Provided information:
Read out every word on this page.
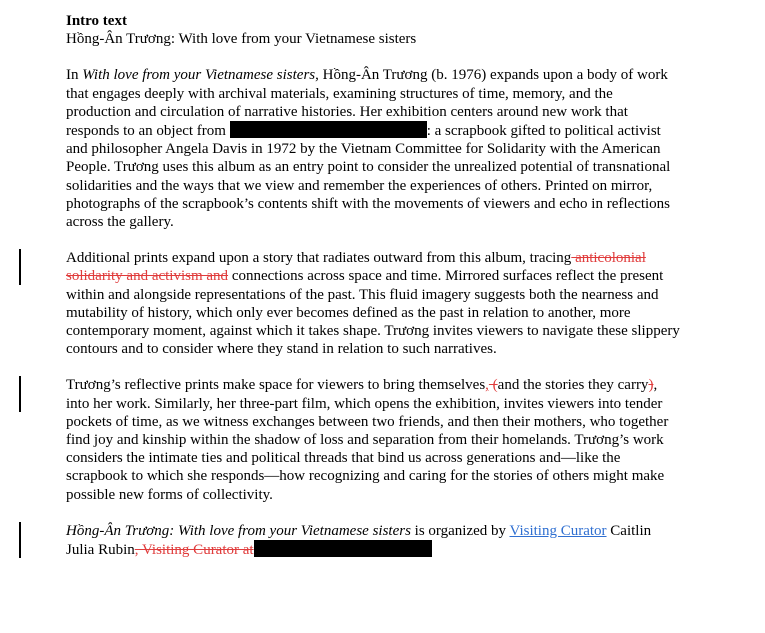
Intro text
Hồng-Ân Trương: With love from your Vietnamese sisters
In With love from your Vietnamese sisters, Hồng-Ân Trương (b. 1976) expands upon a body of work that engages deeply with archival materials, examining structures of time, memory, and the production and circulation of narrative histories. Her exhibition centers around new work that responds to an object from	: a scrapbook gifted to political activist and philosopher Angela Davis in 1972 by the Vietnam Committee for Solidarity with the American People. Trương uses this album as an entry point to consider the unrealized potential of transnational solidarities and the ways that we view and remember the experiences of others. Printed on mirror, photographs of the scrapbook’s contents shift with the movements of viewers and echo in reflections across the gallery.
Additional prints expand upon a story that radiates outward from this album, tracing anticolonial solidarity and activism and connections across space and time. Mirrored surfaces reflect the present within and alongside representations of the past. This fluid imagery suggests both the nearness and mutability of history, which only ever becomes defined as the past in relation to another, more contemporary moment, against which it takes shape. Trương invites viewers to navigate these slippery contours and to consider where they stand in relation to such narratives.
Trương’s reflective prints make space for viewers to bring themselves, (and the stories they carry), into her work. Similarly, her three-part film, which opens the exhibition, invites viewers into tender pockets of time, as we witness exchanges between two friends, and then their mothers, who together find joy and kinship within the shadow of loss and separation from their homelands. Trương’s work considers the intimate ties and political threads that bind us across generations and—like the scrapbook to which she responds—how recognizing and caring for the stories of others might make possible new forms of collectivity.
Hồng-Ân Trương: With love from your Vietnamese sisters is organized by Visiting Curator Caitlin Julia Rubin, Visiting Curator at
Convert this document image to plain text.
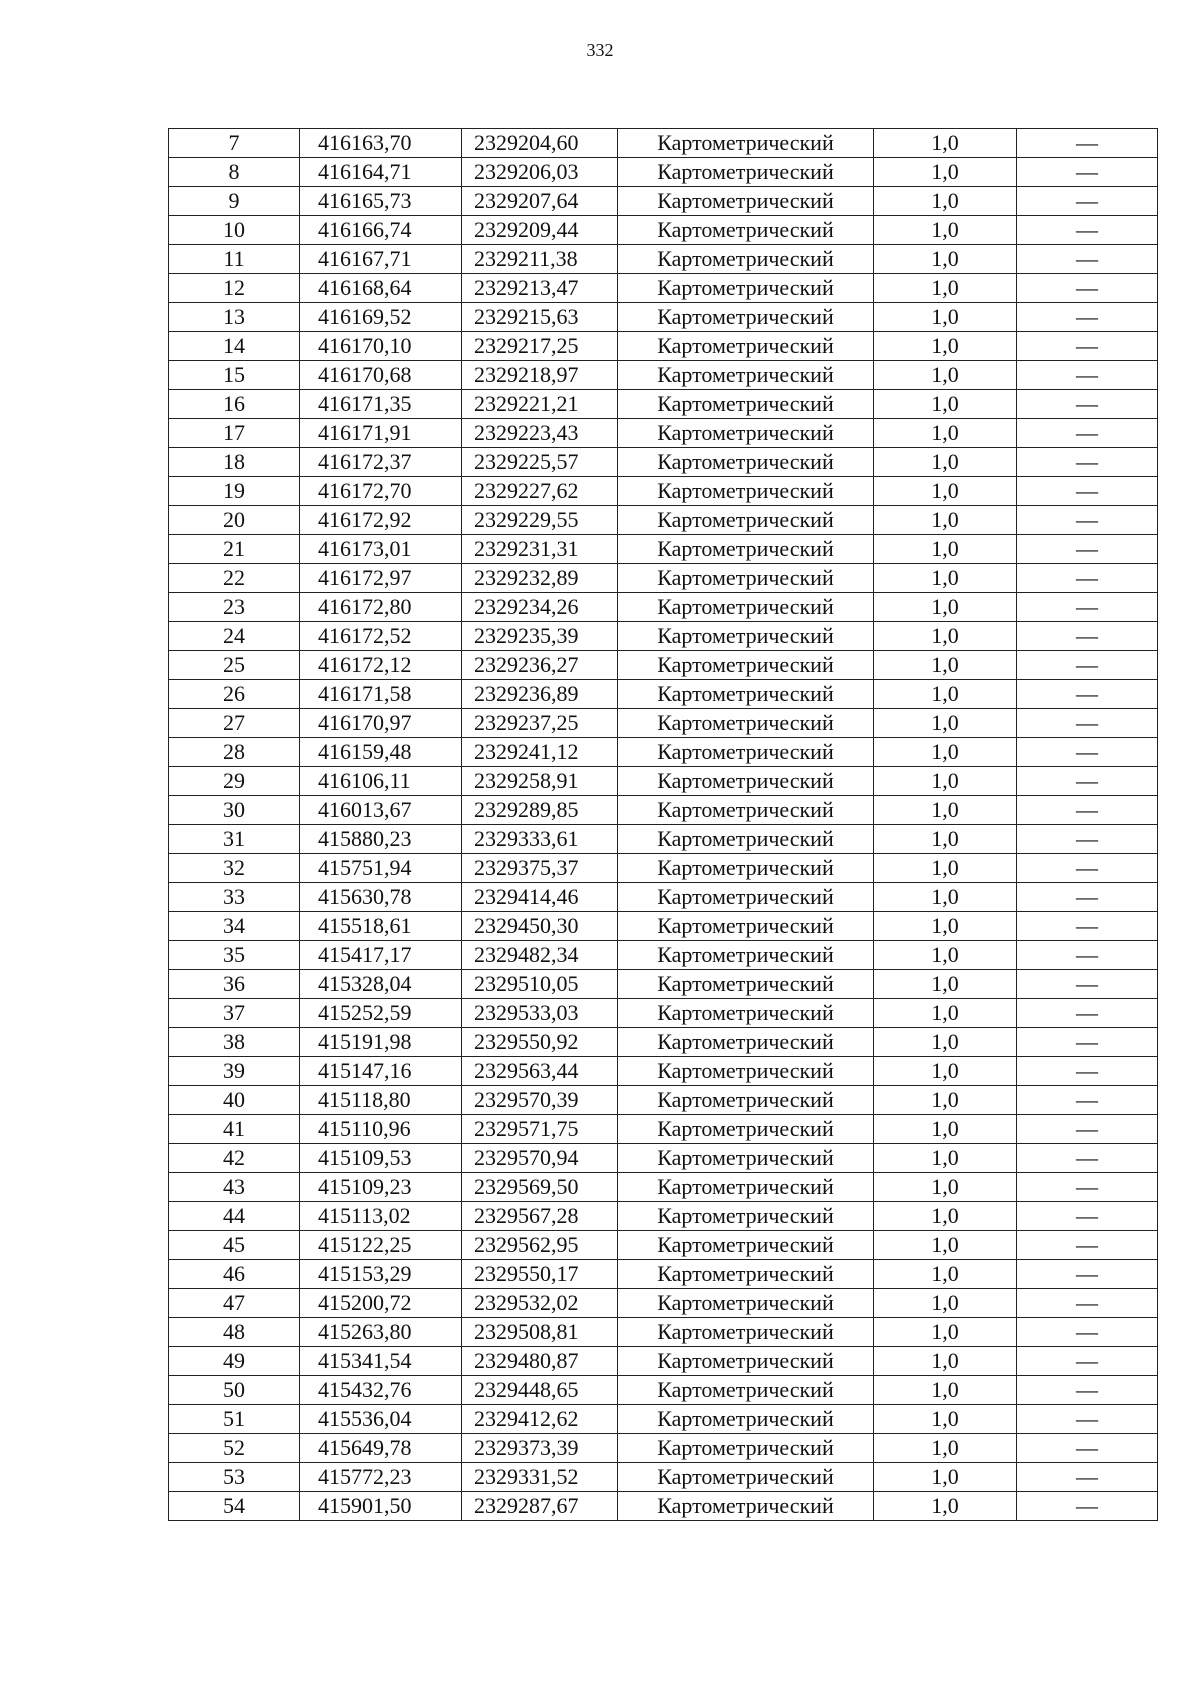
332
7	416163,70	2329204,60	Картометрический	1,0	—
8	416164,71	2329206,03	Картометрический	1,0	—
9	416165,73	2329207,64	Картометрический	1,0	—
10	416166,74	2329209,44	Картометрический	1,0	—
11	416167,71	2329211,38	Картометрический	1,0	—
12	416168,64	2329213,47	Картометрический	1,0	—
13	416169,52	2329215,63	Картометрический	1,0	—
14	416170,10	2329217,25	Картометрический	1,0	—
15	416170,68	2329218,97	Картометрический	1,0	—
16	416171,35	2329221,21	Картометрический	1,0	—
17	416171,91	2329223,43	Картометрический	1,0	—
18	416172,37	2329225,57	Картометрический	1,0	—
19	416172,70	2329227,62	Картометрический	1,0	—
20	416172,92	2329229,55	Картометрический	1,0	—
21	416173,01	2329231,31	Картометрический	1,0	—
22	416172,97	2329232,89	Картометрический	1,0	—
23	416172,80	2329234,26	Картометрический	1,0	—
24	416172,52	2329235,39	Картометрический	1,0	—
25	416172,12	2329236,27	Картометрический	1,0	—
26	416171,58	2329236,89	Картометрический	1,0	—
27	416170,97	2329237,25	Картометрический	1,0	—
28	416159,48	2329241,12	Картометрический	1,0	—
29	416106,11	2329258,91	Картометрический	1,0	—
30	416013,67	2329289,85	Картометрический	1,0	—
31	415880,23	2329333,61	Картометрический	1,0	—
32	415751,94	2329375,37	Картометрический	1,0	—
33	415630,78	2329414,46	Картометрический	1,0	—
34	415518,61	2329450,30	Картометрический	1,0	—
35	415417,17	2329482,34	Картометрический	1,0	—
36	415328,04	2329510,05	Картометрический	1,0	—
37	415252,59	2329533,03	Картометрический	1,0	—
38	415191,98	2329550,92	Картометрический	1,0	—
39	415147,16	2329563,44	Картометрический	1,0	—
40	415118,80	2329570,39	Картометрический	1,0	—
41	415110,96	2329571,75	Картометрический	1,0	—
42	415109,53	2329570,94	Картометрический	1,0	—
43	415109,23	2329569,50	Картометрический	1,0	—
44	415113,02	2329567,28	Картометрический	1,0	—
45	415122,25	2329562,95	Картометрический	1,0	—
46	415153,29	2329550,17	Картометрический	1,0	—
47	415200,72	2329532,02	Картометрический	1,0	—
48	415263,80	2329508,81	Картометрический	1,0	—
49	415341,54	2329480,87	Картометрический	1,0	—
50	415432,76	2329448,65	Картометрический	1,0	—
51	415536,04	2329412,62	Картометрический	1,0	—
52	415649,78	2329373,39	Картометрический	1,0	—
53	415772,23	2329331,52	Картометрический	1,0	—
54	415901,50	2329287,67	Картометрический	1,0	—
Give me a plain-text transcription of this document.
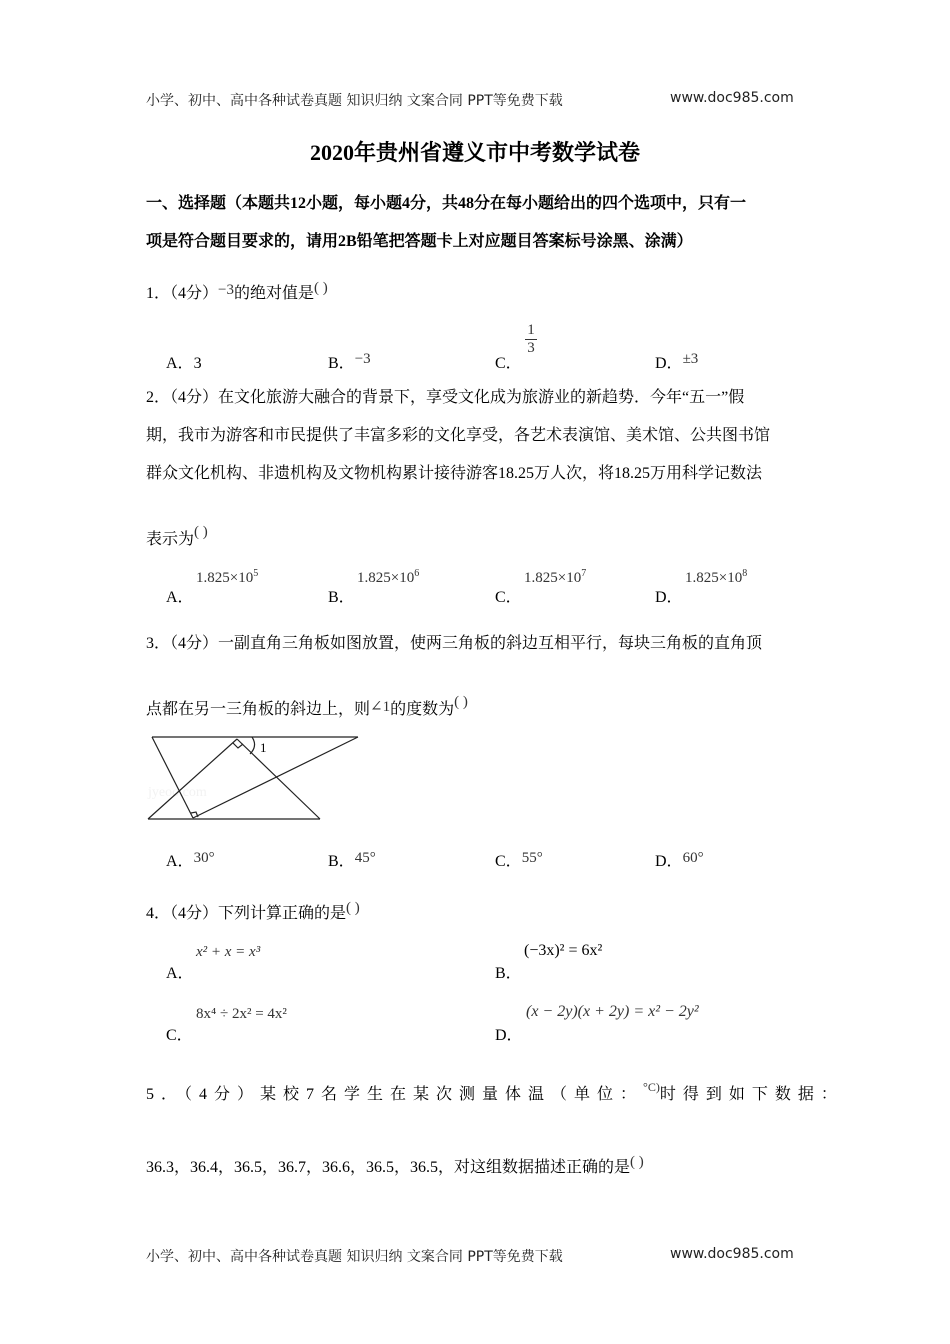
小学、初中、高中各种试卷真题 知识归纳 文案合同 PPT等免费下载	www.doc985.com
2020年贵州省遵义市中考数学试卷
一、选择题（本题共12小题，每小题4分，共48分在每小题给出的四个选项中，只有一
项是符合题目要求的，请用2B铅笔把答题卡上对应题目答案标号涂黑、涂满）
1．（4分）−3的绝对值是( )
A．3	B．−3	C．
1
3
D．±3
2．（4分）在文化旅游大融合的背景下，享受文化成为旅游业的新趋势．今年“五一”假
期，我市为游客和市民提供了丰富多彩的文化享受，各艺术表演馆、美术馆、公共图书馆
群众文化机构、非遗机构及文物机构累计接待游客18.25万人次，将18.25万用科学记数法
表示为( )
A．
$1.825\times 10^5$
B．
$1.825\times 10^6$
C．
$1.825\times 10^7$
D．
$1.825\times 10^8$
3．（4分）一副直角三角板如图放置，使两三角板的斜边互相平行，每块三角板的直角顶
点都在另一三角板的斜边上，则∠1的度数为( )
jyeoo.com
1
A．30°	B．45°	C．55°	D．60°
4．（4分）下列计算正确的是( )
A．
x² + x = x³
B．
(−3x)² = 6x²
C．
8x⁴ ÷ 2x² = 4x²
D．
(x − 2y)(x + 2y) = x² − 2y²
5．（4分）某校7名学生在某次测量体温（单位：$^{^\circ C)}$时得到如下数据：
36.3，36.4，36.5，36.7，36.6，36.5，36.5，对这组数据描述正确的是( )
小学、初中、高中各种试卷真题 知识归纳 文案合同 PPT等免费下载	www.doc985.com
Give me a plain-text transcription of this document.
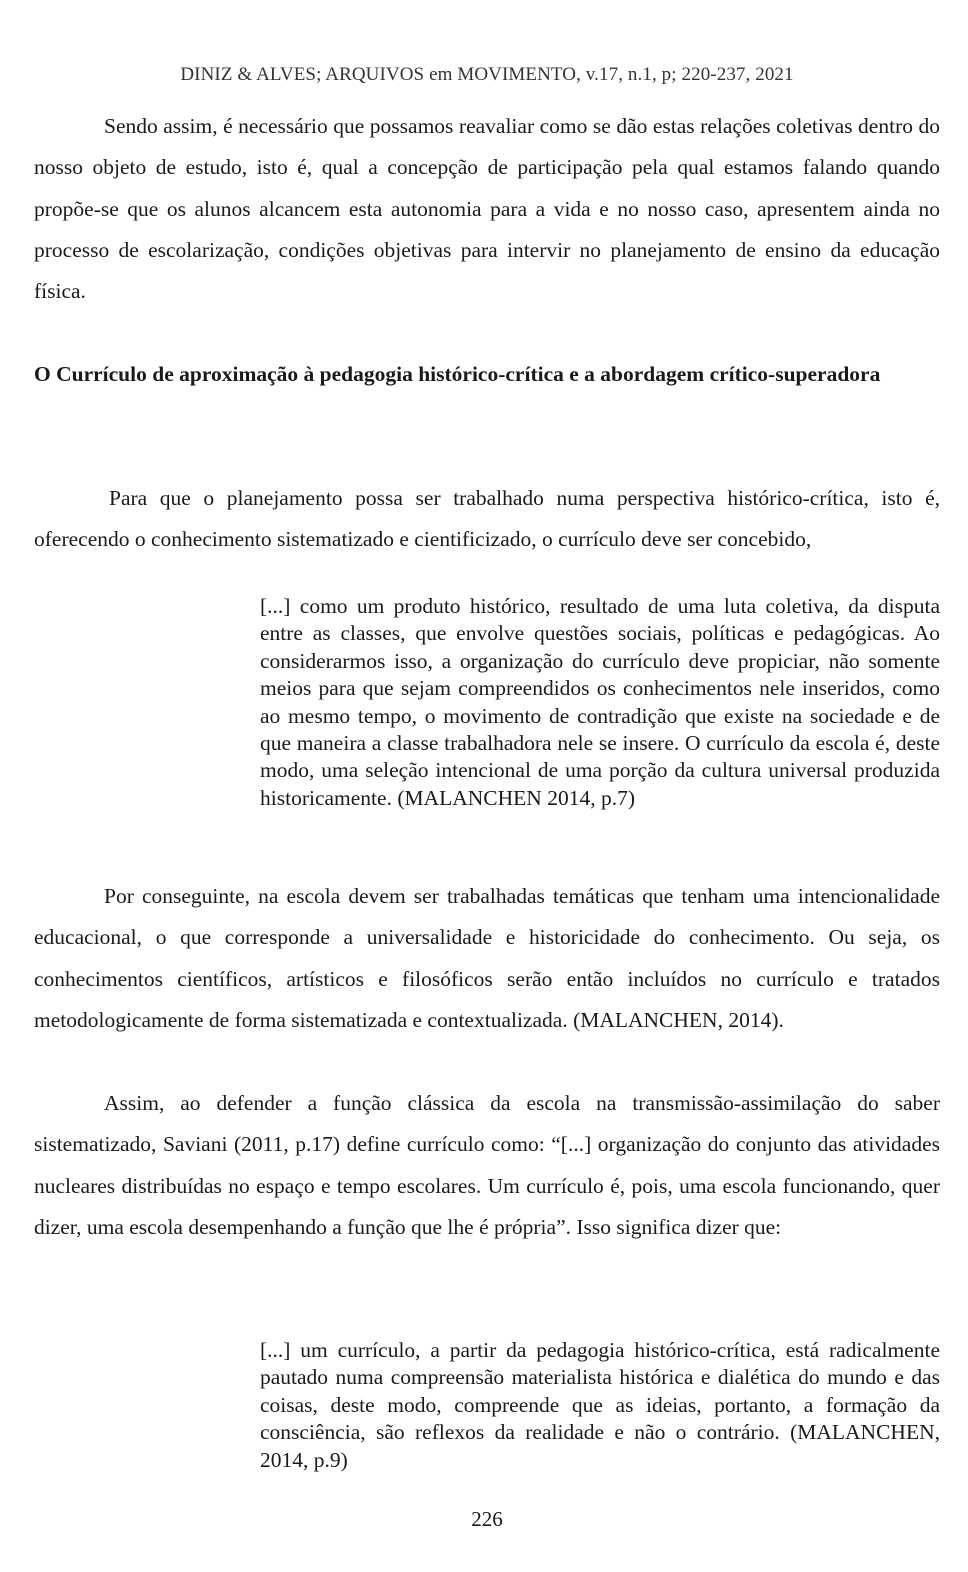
DINIZ & ALVES; ARQUIVOS em MOVIMENTO, v.17, n.1, p; 220-237, 2021

Sendo assim, é necessário que possamos reavaliar como se dão estas relações coletivas dentro do nosso objeto de estudo, isto é, qual a concepção de participação pela qual estamos falando quando propõe-se que os alunos alcancem esta autonomia para a vida e no nosso caso, apresentem ainda no processo de escolarização, condições objetivas para intervir no planejamento de ensino da educação física.

O Currículo de aproximação à pedagogia histórico-crítica e a abordagem crítico-superadora

Para que o planejamento possa ser trabalhado numa perspectiva histórico-crítica, isto é, oferecendo o conhecimento sistematizado e cientificizado, o currículo deve ser concebido,

[...] como um produto histórico, resultado de uma luta coletiva, da disputa entre as classes, que envolve questões sociais, políticas e pedagógicas. Ao considerarmos isso, a organização do currículo deve propiciar, não somente meios para que sejam compreendidos os conhecimentos nele inseridos, como ao mesmo tempo, o movimento de contradição que existe na sociedade e de que maneira a classe trabalhadora nele se insere. O currículo da escola é, deste modo, uma seleção intencional de uma porção da cultura universal produzida historicamente. (MALANCHEN 2014, p.7)

Por conseguinte, na escola devem ser trabalhadas temáticas que tenham uma intencionalidade educacional, o que corresponde a universalidade e historicidade do conhecimento. Ou seja, os conhecimentos científicos, artísticos e filosóficos serão então incluídos no currículo e tratados metodologicamente de forma sistematizada e contextualizada. (MALANCHEN, 2014).

Assim, ao defender a função clássica da escola na transmissão-assimilação do saber sistematizado, Saviani (2011, p.17) define currículo como: “[...] organização do conjunto das atividades nucleares distribuídas no espaço e tempo escolares. Um currículo é, pois, uma escola funcionando, quer dizer, uma escola desempenhando a função que lhe é própria”. Isso significa dizer que:

[...] um currículo, a partir da pedagogia histórico-crítica, está radicalmente pautado numa compreensão materialista histórica e dialética do mundo e das coisas, deste modo, compreende que as ideias, portanto, a formação da consciência, são reflexos da realidade e não o contrário. (MALANCHEN, 2014, p.9)

226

Task brief:
Lines containing "pedagogia" are to be counted. State the total and add nothing.

Solution to this exercise:
2